▶ Written exercise: Transcribe the material in full. Nothing should differ except that the pictures are left out.

▶ Recorded data:
□ □ □ □ □

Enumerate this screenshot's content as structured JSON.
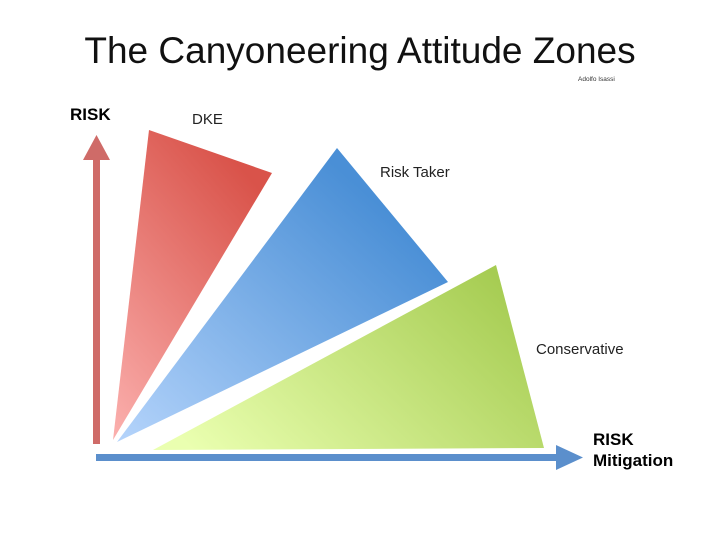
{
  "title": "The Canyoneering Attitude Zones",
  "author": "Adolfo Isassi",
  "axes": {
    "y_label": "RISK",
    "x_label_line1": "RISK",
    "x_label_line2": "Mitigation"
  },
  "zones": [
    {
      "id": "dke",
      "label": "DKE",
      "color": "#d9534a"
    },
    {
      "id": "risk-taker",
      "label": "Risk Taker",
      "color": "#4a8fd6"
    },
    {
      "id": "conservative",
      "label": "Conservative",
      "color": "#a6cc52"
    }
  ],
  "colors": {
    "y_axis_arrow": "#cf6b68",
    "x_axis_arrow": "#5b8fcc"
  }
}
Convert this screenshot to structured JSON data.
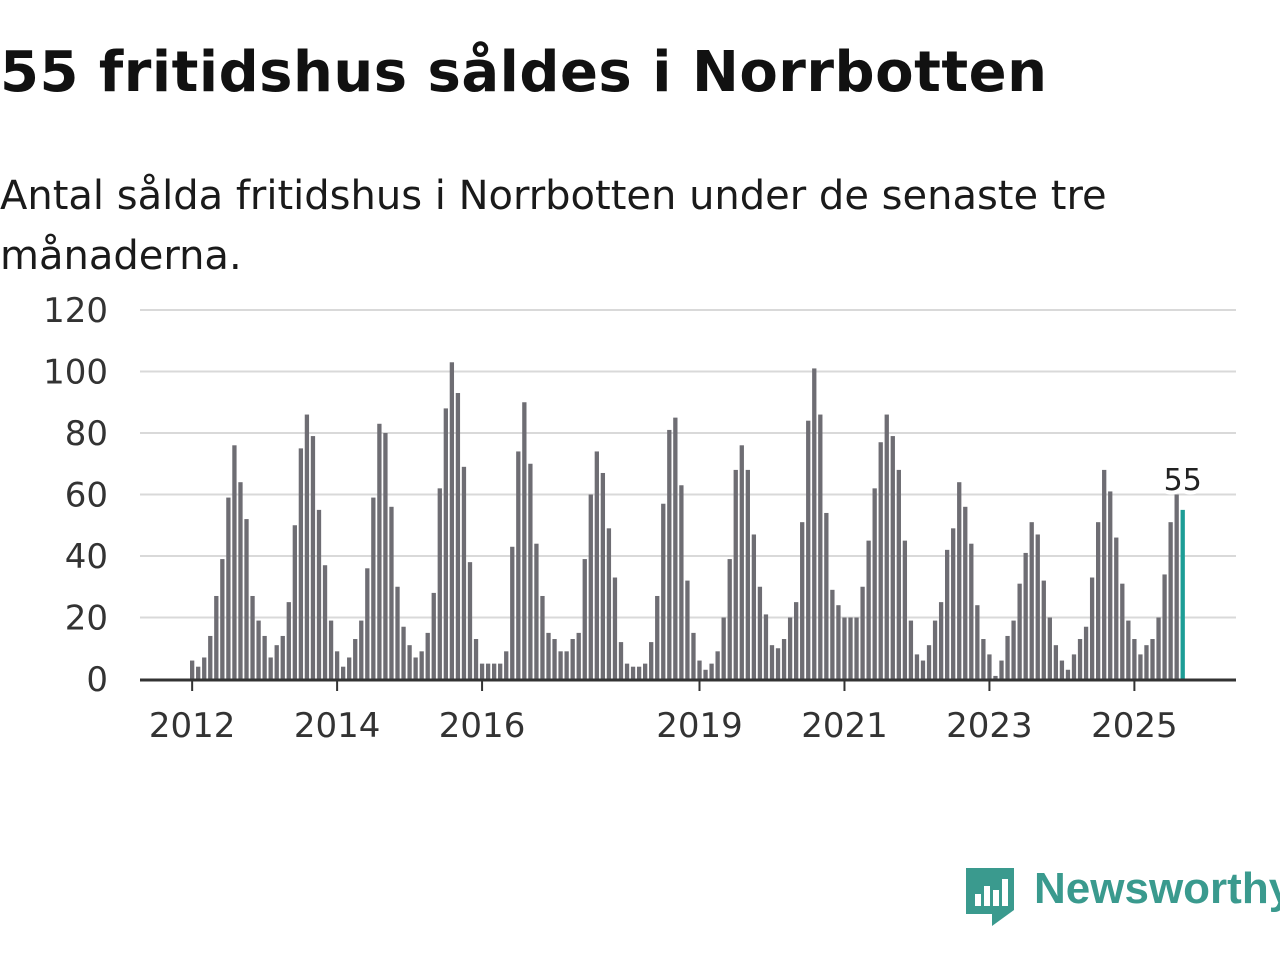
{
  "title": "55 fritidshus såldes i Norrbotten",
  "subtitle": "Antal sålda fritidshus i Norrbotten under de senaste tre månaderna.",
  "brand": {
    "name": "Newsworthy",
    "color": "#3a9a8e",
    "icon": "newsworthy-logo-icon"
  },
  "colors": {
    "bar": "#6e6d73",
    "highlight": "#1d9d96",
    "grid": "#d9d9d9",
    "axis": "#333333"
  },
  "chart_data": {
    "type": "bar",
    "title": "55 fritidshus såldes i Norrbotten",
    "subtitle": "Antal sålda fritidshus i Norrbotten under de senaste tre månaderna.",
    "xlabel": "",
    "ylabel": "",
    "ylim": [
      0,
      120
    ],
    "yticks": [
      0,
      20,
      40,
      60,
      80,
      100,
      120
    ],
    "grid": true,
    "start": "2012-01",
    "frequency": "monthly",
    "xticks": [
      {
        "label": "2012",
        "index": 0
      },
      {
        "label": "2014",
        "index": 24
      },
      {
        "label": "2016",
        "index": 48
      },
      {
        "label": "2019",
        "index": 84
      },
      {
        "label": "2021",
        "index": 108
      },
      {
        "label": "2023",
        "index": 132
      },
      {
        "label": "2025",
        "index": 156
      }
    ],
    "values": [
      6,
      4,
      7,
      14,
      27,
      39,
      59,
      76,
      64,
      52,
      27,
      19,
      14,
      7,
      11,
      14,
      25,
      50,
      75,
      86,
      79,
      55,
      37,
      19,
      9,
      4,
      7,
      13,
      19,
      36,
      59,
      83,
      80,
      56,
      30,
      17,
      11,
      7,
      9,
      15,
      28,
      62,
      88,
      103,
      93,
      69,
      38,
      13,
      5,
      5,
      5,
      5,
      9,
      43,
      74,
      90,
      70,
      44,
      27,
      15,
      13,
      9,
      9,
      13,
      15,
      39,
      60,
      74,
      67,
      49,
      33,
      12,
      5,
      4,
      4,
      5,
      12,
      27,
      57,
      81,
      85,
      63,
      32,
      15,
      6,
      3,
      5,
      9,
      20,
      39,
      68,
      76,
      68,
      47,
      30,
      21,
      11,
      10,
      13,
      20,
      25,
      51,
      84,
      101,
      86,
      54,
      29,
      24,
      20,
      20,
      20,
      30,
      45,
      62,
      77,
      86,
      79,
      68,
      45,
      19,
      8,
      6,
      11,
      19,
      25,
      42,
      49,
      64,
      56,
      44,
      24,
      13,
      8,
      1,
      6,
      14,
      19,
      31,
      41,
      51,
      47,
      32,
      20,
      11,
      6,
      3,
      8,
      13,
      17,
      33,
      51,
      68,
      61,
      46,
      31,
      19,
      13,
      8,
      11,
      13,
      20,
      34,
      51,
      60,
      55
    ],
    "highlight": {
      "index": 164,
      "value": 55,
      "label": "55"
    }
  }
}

□ □ □ □ □

▶ Problem solution:
Enumerate this screenshot's content as structured JSON.
{
  "title": "The Canyoneering Attitude Zones",
  "author": "Adolfo Isassi",
  "axes": {
    "y_label": "RISK",
    "x_label_line1": "RISK",
    "x_label_line2": "Mitigation"
  },
  "zones": [
    {
      "id": "dke",
      "label": "DKE",
      "color": "#d9534a"
    },
    {
      "id": "risk-taker",
      "label": "Risk Taker",
      "color": "#4a8fd6"
    },
    {
      "id": "conservative",
      "label": "Conservative",
      "color": "#a6cc52"
    }
  ],
  "colors": {
    "y_axis_arrow": "#cf6b68",
    "x_axis_arrow": "#5b8fcc"
  }
}
Convert this screenshot to structured JSON data.
{
  "title": "55 fritidshus såldes i Norrbotten",
  "subtitle": "Antal sålda fritidshus i Norrbotten under de senaste tre månaderna.",
  "brand": {
    "name": "Newsworthy",
    "color": "#3a9a8e",
    "icon": "newsworthy-logo-icon"
  },
  "colors": {
    "bar": "#6e6d73",
    "highlight": "#1d9d96",
    "grid": "#d9d9d9",
    "axis": "#333333"
  },
  "chart_data": {
    "type": "bar",
    "title": "55 fritidshus såldes i Norrbotten",
    "subtitle": "Antal sålda fritidshus i Norrbotten under de senaste tre månaderna.",
    "xlabel": "",
    "ylabel": "",
    "ylim": [
      0,
      120
    ],
    "yticks": [
      0,
      20,
      40,
      60,
      80,
      100,
      120
    ],
    "grid": true,
    "start": "2012-01",
    "frequency": "monthly",
    "xticks": [
      {
        "label": "2012",
        "index": 0
      },
      {
        "label": "2014",
        "index": 24
      },
      {
        "label": "2016",
        "index": 48
      },
      {
        "label": "2019",
        "index": 84
      },
      {
        "label": "2021",
        "index": 108
      },
      {
        "label": "2023",
        "index": 132
      },
      {
        "label": "2025",
        "index": 156
      }
    ],
    "values": [
      6,
      4,
      7,
      14,
      27,
      39,
      59,
      76,
      64,
      52,
      27,
      19,
      14,
      7,
      11,
      14,
      25,
      50,
      75,
      86,
      79,
      55,
      37,
      19,
      9,
      4,
      7,
      13,
      19,
      36,
      59,
      83,
      80,
      56,
      30,
      17,
      11,
      7,
      9,
      15,
      28,
      62,
      88,
      103,
      93,
      69,
      38,
      13,
      5,
      5,
      5,
      5,
      9,
      43,
      74,
      90,
      70,
      44,
      27,
      15,
      13,
      9,
      9,
      13,
      15,
      39,
      60,
      74,
      67,
      49,
      33,
      12,
      5,
      4,
      4,
      5,
      12,
      27,
      57,
      81,
      85,
      63,
      32,
      15,
      6,
      3,
      5,
      9,
      20,
      39,
      68,
      76,
      68,
      47,
      30,
      21,
      11,
      10,
      13,
      20,
      25,
      51,
      84,
      101,
      86,
      54,
      29,
      24,
      20,
      20,
      20,
      30,
      45,
      62,
      77,
      86,
      79,
      68,
      45,
      19,
      8,
      6,
      11,
      19,
      25,
      42,
      49,
      64,
      56,
      44,
      24,
      13,
      8,
      1,
      6,
      14,
      19,
      31,
      41,
      51,
      47,
      32,
      20,
      11,
      6,
      3,
      8,
      13,
      17,
      33,
      51,
      68,
      61,
      46,
      31,
      19,
      13,
      8,
      11,
      13,
      20,
      34,
      51,
      60,
      55
    ],
    "highlight": {
      "index": 164,
      "value": 55,
      "label": "55"
    }
  }
}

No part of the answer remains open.